> **Record set**:
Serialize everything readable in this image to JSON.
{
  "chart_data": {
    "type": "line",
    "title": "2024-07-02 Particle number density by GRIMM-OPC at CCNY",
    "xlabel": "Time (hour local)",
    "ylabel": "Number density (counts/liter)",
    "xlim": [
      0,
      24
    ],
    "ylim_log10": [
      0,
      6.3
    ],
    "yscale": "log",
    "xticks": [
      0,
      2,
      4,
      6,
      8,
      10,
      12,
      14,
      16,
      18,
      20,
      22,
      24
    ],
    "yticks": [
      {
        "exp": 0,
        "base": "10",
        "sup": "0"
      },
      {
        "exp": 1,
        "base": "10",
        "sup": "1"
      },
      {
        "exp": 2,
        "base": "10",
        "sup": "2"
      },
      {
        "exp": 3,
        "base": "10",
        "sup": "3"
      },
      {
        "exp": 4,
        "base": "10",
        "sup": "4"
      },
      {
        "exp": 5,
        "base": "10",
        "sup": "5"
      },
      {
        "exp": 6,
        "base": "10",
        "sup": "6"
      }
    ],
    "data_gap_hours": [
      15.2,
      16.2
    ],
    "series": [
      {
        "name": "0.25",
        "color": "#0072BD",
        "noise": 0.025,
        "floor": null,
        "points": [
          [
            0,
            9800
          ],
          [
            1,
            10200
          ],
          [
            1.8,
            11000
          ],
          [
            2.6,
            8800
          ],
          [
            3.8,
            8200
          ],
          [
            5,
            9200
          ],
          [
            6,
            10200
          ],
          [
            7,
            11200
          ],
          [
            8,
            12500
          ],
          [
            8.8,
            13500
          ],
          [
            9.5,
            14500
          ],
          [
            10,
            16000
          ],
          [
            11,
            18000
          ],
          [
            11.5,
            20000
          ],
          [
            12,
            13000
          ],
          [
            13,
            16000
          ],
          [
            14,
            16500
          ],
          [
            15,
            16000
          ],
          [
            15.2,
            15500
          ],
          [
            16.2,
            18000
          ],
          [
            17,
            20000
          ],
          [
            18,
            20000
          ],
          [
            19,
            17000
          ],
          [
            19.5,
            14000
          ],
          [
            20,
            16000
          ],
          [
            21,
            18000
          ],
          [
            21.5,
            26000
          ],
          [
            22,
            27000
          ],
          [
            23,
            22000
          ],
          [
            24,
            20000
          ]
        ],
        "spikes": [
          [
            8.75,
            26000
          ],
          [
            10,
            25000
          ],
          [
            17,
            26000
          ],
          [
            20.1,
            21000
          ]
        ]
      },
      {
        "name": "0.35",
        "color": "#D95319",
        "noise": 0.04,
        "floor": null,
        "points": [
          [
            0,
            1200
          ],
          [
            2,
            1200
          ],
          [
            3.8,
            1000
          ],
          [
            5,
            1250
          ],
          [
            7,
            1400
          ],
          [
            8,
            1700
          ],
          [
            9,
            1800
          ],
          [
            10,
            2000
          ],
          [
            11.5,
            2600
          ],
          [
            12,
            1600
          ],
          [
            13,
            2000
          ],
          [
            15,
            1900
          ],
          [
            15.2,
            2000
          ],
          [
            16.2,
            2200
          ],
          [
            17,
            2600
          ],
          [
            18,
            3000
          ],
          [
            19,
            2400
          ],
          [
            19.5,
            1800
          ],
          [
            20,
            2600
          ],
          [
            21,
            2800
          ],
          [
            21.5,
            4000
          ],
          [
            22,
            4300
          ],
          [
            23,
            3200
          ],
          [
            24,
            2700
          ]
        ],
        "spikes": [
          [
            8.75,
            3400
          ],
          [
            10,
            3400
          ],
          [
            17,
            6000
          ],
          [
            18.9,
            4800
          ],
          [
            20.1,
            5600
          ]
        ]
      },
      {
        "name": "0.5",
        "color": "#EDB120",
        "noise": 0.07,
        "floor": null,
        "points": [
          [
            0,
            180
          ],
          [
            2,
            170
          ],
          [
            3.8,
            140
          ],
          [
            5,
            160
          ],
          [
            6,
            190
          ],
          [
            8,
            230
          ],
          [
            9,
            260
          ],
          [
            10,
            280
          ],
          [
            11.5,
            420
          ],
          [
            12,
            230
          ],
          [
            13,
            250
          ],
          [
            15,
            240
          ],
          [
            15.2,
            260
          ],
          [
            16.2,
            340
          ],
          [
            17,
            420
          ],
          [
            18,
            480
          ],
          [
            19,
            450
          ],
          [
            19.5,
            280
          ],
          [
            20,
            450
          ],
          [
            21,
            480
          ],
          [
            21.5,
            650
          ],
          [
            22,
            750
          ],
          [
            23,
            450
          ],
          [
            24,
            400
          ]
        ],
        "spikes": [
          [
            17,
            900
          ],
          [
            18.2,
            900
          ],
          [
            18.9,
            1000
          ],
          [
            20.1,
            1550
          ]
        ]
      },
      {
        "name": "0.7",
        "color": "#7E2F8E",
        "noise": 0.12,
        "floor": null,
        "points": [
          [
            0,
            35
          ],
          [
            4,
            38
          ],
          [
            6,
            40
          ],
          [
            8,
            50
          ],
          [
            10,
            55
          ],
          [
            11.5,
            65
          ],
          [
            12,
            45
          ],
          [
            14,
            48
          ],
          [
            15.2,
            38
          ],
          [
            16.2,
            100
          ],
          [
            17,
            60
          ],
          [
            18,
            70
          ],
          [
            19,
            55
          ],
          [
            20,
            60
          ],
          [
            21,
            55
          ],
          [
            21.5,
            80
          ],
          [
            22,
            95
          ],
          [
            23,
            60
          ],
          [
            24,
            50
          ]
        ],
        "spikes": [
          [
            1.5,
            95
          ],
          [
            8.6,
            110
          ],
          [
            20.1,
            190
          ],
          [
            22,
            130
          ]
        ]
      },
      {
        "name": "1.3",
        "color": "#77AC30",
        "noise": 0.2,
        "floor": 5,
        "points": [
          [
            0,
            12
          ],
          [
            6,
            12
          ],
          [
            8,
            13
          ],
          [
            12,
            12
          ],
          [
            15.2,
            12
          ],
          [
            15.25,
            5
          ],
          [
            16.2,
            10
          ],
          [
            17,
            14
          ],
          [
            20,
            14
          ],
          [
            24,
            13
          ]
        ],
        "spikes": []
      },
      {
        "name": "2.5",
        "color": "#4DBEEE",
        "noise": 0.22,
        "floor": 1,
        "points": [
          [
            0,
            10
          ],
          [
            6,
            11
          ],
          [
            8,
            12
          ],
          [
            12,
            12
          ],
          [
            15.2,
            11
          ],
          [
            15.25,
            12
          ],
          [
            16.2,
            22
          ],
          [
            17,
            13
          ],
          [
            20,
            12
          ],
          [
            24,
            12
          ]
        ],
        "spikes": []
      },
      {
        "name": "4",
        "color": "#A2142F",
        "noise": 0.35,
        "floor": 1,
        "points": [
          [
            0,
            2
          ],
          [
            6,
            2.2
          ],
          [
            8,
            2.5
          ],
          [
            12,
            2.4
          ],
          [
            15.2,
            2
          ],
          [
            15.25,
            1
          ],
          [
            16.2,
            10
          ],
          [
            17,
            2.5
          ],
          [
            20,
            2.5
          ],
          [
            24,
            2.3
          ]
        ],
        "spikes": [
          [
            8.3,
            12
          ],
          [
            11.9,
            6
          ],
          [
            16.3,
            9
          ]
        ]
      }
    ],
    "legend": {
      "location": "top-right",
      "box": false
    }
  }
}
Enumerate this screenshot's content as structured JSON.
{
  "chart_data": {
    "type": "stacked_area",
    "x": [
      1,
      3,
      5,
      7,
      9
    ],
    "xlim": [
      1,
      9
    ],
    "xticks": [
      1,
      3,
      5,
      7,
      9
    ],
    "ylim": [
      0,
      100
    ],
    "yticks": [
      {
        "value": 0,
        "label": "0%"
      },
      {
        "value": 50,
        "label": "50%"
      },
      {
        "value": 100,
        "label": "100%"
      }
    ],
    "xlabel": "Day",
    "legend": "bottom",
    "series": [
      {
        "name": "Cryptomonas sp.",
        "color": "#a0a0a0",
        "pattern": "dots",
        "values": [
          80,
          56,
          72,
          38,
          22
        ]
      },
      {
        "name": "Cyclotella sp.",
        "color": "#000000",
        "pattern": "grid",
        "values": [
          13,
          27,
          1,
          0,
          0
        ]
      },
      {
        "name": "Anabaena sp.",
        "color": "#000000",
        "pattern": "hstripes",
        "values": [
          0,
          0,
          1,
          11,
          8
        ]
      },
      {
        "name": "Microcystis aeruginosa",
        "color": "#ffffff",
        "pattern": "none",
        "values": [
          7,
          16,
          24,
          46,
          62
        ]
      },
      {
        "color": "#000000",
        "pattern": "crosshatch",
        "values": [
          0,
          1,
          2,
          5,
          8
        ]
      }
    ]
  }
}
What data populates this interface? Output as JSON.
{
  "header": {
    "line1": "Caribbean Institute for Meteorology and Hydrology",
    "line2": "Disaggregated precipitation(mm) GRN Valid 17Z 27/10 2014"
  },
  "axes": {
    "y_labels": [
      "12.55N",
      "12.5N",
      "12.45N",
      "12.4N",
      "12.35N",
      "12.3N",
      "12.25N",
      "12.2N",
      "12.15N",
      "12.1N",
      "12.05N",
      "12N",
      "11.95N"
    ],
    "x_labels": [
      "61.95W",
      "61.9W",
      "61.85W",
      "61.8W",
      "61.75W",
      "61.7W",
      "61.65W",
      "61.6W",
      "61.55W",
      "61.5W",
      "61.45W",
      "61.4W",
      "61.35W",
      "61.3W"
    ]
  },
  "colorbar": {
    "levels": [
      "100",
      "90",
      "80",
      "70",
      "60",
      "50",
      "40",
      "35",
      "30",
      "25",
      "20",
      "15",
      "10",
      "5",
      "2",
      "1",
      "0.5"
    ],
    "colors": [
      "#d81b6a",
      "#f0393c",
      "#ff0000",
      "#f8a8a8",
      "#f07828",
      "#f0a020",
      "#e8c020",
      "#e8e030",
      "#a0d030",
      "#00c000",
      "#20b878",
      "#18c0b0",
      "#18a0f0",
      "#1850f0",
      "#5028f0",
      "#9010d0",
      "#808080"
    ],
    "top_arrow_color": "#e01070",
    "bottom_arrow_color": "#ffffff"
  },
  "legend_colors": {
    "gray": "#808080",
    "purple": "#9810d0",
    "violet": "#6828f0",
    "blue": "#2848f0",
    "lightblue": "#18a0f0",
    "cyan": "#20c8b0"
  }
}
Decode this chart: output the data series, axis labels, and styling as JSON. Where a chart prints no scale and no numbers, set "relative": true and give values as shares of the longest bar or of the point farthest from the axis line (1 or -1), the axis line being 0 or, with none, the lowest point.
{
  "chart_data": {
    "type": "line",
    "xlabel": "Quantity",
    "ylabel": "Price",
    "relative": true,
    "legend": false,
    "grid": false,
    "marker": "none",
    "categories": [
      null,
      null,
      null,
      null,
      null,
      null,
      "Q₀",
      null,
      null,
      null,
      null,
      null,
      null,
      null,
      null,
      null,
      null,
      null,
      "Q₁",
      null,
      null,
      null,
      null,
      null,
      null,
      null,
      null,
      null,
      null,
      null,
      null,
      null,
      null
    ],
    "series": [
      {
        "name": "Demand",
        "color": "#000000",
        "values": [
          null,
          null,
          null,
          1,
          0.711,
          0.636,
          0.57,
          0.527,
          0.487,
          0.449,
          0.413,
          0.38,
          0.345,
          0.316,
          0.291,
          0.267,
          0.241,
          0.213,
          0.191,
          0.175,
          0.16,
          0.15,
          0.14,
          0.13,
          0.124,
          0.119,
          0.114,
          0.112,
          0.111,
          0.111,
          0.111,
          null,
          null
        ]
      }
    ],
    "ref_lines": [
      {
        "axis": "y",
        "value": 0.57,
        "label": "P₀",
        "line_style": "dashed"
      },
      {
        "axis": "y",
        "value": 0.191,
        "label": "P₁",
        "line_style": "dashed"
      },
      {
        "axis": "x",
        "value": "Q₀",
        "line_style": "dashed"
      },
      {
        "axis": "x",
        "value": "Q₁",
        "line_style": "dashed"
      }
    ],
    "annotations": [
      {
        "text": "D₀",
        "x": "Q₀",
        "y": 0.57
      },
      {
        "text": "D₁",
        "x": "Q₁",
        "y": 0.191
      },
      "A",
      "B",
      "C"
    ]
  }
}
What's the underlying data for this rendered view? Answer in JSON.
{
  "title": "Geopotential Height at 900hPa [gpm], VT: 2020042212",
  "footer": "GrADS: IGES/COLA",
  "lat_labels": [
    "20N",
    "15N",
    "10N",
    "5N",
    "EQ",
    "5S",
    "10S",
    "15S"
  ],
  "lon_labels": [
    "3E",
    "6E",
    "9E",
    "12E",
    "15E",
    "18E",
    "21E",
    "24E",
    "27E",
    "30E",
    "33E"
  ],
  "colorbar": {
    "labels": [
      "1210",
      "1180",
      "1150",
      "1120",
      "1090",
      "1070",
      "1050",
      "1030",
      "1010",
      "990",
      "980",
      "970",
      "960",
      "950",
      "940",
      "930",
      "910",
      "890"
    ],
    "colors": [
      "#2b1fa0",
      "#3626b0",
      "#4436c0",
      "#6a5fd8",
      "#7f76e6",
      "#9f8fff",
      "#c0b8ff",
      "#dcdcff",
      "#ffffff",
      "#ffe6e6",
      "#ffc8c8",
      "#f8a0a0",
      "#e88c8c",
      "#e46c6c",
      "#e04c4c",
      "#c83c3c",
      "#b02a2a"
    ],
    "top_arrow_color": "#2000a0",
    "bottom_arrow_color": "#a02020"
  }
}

> **The request**:
Tally up how many lines in the preceding listing contain the word "ylabel". Give nothing but the number.

> **Result**:
2